### Written problem
Find the lines of data that contain the string "Probability", then list them.

═══ Exercise materials ═══

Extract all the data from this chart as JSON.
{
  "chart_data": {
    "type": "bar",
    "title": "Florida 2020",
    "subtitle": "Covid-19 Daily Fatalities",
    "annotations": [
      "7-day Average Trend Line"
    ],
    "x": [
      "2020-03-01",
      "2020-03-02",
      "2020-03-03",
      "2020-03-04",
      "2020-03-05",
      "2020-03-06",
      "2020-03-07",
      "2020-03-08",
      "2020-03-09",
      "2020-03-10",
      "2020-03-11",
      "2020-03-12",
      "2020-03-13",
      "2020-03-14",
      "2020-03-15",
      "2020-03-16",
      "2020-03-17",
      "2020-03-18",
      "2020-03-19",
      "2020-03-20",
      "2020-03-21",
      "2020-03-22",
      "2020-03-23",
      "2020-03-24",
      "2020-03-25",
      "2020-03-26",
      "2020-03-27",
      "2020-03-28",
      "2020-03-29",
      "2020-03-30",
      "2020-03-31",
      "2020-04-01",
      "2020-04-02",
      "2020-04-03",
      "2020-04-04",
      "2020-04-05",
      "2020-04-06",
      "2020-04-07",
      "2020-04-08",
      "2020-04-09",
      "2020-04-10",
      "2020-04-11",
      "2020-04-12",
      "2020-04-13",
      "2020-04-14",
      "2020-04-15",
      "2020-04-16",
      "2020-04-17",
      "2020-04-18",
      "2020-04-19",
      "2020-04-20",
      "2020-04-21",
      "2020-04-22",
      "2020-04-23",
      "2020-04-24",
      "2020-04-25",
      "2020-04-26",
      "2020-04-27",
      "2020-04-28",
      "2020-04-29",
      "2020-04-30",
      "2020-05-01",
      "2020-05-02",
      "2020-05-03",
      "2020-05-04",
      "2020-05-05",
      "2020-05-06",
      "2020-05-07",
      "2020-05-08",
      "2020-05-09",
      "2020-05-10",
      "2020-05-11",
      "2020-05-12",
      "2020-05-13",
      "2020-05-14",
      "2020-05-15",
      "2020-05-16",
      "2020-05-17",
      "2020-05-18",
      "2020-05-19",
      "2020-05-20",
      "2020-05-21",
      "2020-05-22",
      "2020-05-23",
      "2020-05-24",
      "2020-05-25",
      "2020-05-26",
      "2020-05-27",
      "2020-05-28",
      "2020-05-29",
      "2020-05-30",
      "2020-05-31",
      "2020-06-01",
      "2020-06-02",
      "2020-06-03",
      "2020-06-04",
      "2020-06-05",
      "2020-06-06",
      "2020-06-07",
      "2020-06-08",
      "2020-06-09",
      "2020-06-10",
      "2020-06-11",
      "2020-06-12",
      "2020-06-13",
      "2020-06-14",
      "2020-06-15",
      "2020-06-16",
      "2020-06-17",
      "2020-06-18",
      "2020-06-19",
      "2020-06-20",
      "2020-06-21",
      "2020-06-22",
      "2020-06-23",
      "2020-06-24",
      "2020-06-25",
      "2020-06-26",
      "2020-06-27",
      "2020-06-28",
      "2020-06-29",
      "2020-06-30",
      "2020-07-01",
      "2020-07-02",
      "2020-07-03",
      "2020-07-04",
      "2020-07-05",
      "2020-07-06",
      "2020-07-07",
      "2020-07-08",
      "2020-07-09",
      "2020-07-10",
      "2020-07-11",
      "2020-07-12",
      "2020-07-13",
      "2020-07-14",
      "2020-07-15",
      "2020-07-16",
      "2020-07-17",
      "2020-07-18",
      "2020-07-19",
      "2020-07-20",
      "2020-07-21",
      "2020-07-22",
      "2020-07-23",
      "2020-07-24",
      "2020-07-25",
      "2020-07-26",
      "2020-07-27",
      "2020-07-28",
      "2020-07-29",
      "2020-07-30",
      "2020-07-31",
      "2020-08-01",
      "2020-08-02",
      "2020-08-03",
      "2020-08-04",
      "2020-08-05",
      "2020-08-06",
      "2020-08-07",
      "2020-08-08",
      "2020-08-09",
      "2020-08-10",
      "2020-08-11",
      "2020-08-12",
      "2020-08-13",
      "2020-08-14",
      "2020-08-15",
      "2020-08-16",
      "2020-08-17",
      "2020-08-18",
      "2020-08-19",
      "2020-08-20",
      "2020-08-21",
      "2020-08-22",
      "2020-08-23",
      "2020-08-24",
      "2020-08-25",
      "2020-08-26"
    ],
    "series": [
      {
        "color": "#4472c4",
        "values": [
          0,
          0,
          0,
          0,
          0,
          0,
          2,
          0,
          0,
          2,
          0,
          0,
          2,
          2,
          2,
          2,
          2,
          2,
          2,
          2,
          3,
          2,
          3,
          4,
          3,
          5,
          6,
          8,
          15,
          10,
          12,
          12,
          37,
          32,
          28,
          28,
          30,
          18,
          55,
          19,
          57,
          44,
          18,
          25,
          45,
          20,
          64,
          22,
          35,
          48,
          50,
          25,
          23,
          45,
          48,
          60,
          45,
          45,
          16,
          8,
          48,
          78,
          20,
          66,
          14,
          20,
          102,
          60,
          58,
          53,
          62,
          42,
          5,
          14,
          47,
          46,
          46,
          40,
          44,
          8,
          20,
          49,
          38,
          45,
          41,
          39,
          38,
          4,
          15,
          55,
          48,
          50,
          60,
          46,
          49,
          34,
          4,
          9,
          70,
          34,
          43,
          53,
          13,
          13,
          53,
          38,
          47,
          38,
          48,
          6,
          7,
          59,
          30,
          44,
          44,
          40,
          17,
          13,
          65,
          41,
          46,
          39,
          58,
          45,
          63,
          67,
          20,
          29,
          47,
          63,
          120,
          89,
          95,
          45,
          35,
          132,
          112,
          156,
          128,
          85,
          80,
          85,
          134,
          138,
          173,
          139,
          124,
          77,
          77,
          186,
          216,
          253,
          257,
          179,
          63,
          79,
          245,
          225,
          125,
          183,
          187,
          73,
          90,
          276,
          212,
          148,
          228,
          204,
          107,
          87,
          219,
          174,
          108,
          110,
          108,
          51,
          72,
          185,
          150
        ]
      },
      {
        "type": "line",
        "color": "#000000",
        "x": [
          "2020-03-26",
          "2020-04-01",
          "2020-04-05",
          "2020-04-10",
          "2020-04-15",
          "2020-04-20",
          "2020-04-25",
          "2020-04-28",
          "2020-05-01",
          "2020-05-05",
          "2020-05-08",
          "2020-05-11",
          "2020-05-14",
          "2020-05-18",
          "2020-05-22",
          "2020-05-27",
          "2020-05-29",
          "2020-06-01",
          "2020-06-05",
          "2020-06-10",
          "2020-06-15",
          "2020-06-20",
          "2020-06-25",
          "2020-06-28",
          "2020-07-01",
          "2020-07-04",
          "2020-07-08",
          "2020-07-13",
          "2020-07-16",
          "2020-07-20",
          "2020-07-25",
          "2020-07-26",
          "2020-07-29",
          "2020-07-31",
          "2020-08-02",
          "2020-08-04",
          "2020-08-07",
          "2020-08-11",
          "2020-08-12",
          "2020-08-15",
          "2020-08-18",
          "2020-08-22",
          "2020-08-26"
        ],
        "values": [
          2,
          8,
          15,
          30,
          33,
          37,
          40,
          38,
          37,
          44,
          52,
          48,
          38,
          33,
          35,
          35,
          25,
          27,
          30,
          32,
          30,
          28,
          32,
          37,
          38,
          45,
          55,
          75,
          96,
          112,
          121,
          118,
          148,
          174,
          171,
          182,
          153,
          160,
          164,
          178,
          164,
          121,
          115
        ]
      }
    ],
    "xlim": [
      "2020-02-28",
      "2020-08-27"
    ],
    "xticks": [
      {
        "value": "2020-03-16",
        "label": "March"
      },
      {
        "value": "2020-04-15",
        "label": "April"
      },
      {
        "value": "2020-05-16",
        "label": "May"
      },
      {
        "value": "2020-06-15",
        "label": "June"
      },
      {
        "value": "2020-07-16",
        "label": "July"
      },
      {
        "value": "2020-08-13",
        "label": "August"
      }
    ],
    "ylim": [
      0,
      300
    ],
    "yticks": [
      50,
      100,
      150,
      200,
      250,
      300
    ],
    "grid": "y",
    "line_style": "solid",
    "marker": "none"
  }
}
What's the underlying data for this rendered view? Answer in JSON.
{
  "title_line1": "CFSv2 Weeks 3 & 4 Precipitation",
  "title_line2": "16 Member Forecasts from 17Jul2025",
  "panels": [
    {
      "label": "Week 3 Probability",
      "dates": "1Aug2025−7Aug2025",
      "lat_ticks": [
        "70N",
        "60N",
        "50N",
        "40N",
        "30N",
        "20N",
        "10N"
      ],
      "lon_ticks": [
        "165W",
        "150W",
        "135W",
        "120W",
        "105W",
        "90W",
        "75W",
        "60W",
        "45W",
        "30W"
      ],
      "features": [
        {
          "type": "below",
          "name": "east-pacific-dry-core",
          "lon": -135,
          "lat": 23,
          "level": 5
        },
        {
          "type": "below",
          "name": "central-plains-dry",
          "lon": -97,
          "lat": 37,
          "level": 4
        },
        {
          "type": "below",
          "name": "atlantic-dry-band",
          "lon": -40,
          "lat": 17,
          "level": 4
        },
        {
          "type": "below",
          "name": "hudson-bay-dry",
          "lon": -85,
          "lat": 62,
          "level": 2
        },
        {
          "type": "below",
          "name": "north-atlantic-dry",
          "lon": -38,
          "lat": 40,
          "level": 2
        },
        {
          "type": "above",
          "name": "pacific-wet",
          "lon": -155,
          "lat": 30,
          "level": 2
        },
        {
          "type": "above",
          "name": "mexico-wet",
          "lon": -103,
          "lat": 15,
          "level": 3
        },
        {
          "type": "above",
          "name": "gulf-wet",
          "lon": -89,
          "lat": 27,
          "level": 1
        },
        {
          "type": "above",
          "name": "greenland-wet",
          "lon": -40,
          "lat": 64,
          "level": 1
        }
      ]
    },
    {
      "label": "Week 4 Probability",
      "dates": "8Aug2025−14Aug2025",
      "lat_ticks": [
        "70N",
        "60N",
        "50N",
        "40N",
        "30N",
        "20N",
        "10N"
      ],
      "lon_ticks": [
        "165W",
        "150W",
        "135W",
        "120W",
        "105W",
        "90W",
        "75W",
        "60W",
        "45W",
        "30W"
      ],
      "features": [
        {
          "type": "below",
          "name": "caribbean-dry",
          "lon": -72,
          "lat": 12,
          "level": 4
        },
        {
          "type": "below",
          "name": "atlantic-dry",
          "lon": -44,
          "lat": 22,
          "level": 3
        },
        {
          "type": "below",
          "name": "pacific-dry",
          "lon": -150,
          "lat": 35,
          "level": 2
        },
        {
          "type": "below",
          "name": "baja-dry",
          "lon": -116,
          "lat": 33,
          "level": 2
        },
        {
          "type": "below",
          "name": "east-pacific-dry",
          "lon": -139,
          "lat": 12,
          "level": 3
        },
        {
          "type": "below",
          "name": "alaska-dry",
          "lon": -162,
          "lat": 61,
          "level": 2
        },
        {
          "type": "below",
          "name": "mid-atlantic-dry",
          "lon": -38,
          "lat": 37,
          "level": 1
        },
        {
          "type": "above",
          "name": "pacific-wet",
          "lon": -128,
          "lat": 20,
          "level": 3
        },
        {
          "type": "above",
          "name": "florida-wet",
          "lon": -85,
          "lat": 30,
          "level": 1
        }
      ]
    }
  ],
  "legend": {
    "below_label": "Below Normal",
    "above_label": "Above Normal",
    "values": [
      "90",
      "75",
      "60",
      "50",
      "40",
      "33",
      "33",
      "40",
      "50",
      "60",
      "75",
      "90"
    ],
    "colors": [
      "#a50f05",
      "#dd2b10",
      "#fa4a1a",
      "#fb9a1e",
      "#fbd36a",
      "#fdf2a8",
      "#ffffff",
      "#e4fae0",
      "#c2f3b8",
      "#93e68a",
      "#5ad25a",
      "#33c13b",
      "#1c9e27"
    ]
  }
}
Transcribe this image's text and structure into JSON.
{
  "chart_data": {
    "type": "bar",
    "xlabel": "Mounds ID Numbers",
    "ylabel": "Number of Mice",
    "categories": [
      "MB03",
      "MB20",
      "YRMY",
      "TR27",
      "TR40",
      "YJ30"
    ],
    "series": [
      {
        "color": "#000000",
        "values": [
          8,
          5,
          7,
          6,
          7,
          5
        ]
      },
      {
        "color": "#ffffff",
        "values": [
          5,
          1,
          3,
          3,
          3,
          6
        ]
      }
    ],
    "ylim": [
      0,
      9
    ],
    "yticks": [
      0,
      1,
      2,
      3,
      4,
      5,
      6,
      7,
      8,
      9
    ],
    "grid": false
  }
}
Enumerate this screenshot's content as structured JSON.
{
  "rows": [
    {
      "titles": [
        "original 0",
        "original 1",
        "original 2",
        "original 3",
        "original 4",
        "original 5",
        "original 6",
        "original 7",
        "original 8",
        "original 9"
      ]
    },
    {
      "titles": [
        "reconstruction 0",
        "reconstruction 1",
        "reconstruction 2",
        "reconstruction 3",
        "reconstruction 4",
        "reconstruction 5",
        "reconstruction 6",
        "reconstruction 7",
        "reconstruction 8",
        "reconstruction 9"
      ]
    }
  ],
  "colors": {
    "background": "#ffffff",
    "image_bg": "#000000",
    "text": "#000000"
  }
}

═══

### Answer to this exercise
      "label": "Week 3 Probability",
      "label": "Week 4 Probability",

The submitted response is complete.